* [Work item]: Copy out the following abstract on topology identification of low-voltage distribution networks in full, word for word.

* [Passage to read]:
________________________________________
Topology Identification and Parameters Estimation of LV Distribution
Networks using Open GIS Data
Abstract
The topology of low-voltage distribution networks (LVDNs) is crucial for
system analysis, e.g., distributed energy resources (DERs) integration,
network hosting capacity analysis, state estimation, and electric
vehicle charging management. However, it is frequently unavailable or
incomplete. We develop a data-driven topology identification approach
for DNs with a high proportion of underground cables. The proposed
approach exploits the fact that underground cables usually follow the
street pattern, thus relying on open street map (OSM) and smart meter
(SM) data. Three stages compose the proposed approach: In the first
stage, a hierarchical minimum spanning tree algorithm is proposed to
generate the initial topology with an accurate number of sub-branches
from the pre-processed OSM data and peak demand. In the second stage,
based on the limited SM data, the location of breakpoints in mesh
topology caused by circle roads is verified and reconstructed to
guarantee the radial structure of LVDNs. Finally, given multiple
incomplete SM datasets, three data-driven optimization models based on a
state estimation model are constructed to mitigate the error of cable
length induced by OSM data. The feasibility of the proposed topology
identification approach is verified on three actual LVDNs in the
Netherlands and multiple incomplete SM datasets.
________________________________________
* [Provided data]:

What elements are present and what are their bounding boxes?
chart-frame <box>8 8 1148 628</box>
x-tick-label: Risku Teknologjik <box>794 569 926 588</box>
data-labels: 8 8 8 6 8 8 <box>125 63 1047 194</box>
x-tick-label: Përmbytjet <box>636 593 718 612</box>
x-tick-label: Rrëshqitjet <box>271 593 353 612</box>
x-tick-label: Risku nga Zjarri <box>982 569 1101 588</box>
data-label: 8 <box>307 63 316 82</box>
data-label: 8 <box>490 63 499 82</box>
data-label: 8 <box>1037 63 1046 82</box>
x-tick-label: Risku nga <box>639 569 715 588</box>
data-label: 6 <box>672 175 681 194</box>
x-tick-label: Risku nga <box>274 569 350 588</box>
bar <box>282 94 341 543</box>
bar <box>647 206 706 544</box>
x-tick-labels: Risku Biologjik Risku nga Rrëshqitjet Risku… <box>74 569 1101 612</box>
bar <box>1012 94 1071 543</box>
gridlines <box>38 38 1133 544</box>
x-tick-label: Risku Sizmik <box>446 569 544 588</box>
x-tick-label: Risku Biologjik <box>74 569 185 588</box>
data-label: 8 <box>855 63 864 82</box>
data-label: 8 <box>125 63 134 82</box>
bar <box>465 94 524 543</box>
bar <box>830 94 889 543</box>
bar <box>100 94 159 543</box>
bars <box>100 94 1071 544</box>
________________________________________
* [Output of the task]:
Topology Identification and Parameters Estimation of LV Distribution
Networks using Open GIS Data
Abstract
The topology of low-voltage distribution networks (LVDNs) is crucial for
system analysis, e.g., distributed energy resources (DERs) integration,
network hosting capacity analysis, state estimation, and electric
vehicle charging management. However, it is frequently unavailable or
incomplete. We develop a data-driven topology identification approach
for DNs with a high proportion of underground cables. The proposed
approach exploits the fact that underground cables usually follow the
street pattern, thus relying on open street map (OSM) and smart meter
(SM) data. Three stages compose the proposed approach: In the first
stage, a hierarchical minimum spanning tree algorithm is proposed to
generate the initial topology with an accurate number of sub-branches
from the pre-processed OSM data and peak demand. In the second stage,
based on the limited SM data, the location of breakpoints in mesh
topology caused by circle roads is verified and reconstructed to
guarantee the radial structure of LVDNs. Finally, given multiple
incomplete SM datasets, three data-driven optimization models based on a
state estimation model are constructed to mitigate the error of cable
length induced by OSM data. The feasibility of the proposed topology
identification approach is verified on three actual LVDNs in the
Netherlands and multiple incomplete SM datasets.